**DATASET**
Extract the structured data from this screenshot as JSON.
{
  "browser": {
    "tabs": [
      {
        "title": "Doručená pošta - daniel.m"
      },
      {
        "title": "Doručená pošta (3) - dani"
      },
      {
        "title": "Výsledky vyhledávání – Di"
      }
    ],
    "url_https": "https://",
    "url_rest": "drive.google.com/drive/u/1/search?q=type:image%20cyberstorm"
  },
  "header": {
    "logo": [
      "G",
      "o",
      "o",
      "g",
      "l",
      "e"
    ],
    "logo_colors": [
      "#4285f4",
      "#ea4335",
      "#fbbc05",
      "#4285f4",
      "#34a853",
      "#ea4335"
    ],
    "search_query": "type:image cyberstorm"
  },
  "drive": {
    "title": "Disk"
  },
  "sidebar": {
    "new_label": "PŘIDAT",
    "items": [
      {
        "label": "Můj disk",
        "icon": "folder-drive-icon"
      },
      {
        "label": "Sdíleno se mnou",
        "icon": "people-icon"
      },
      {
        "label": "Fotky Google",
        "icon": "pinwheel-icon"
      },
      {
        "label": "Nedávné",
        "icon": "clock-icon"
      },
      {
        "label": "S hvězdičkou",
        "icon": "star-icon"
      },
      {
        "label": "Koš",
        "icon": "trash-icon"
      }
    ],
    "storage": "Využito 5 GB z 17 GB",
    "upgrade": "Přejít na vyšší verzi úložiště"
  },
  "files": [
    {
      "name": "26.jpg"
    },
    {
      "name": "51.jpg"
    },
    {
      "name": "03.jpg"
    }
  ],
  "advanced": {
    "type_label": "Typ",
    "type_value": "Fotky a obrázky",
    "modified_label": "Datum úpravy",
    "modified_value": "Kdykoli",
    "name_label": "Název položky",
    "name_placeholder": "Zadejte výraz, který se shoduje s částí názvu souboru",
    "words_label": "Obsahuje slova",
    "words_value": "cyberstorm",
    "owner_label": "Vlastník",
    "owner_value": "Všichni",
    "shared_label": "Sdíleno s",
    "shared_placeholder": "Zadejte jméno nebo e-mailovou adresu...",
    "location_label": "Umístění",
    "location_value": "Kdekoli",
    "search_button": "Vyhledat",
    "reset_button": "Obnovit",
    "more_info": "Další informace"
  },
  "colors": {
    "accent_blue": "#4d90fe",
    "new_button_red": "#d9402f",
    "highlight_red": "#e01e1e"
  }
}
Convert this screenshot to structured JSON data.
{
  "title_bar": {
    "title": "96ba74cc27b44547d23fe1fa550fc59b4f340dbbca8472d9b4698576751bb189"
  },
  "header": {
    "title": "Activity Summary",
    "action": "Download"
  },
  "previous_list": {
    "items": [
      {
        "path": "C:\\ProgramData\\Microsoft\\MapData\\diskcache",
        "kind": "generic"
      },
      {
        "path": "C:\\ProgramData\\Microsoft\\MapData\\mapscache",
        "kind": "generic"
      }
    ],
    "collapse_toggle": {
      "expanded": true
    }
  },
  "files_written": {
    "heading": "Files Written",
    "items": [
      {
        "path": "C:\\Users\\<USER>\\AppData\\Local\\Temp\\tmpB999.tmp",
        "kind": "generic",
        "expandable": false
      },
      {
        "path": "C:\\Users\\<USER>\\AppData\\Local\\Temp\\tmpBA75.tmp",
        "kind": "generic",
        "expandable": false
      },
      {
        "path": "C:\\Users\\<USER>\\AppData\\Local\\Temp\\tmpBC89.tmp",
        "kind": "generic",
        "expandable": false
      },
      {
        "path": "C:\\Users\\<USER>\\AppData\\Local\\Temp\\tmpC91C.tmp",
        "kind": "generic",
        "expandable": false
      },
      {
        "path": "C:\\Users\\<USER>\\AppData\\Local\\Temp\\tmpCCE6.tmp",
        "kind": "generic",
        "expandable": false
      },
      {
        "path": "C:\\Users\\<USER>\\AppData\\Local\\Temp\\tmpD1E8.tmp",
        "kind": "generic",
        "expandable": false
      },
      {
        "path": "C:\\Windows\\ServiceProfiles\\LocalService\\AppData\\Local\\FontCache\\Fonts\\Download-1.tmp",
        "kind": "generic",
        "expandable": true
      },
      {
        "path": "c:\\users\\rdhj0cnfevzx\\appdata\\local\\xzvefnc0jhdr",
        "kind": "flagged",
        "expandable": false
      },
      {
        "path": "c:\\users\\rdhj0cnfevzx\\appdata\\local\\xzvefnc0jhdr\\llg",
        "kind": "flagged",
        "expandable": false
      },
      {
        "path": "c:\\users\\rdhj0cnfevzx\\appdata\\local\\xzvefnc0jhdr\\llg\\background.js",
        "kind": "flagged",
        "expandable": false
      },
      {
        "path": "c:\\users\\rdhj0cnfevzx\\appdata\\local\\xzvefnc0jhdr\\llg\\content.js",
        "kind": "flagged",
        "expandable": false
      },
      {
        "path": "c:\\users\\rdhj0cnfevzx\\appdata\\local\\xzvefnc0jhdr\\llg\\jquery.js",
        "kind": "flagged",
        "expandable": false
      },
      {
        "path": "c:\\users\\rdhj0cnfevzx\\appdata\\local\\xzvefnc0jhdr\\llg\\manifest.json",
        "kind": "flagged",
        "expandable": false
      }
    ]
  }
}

**EXERCISE TASK**
Copy every line of the data that holds the string "Sdíleno".

**TASK OUTPUT**
        "label": "Sdíleno se mnou",
    "shared_label": "Sdíleno s",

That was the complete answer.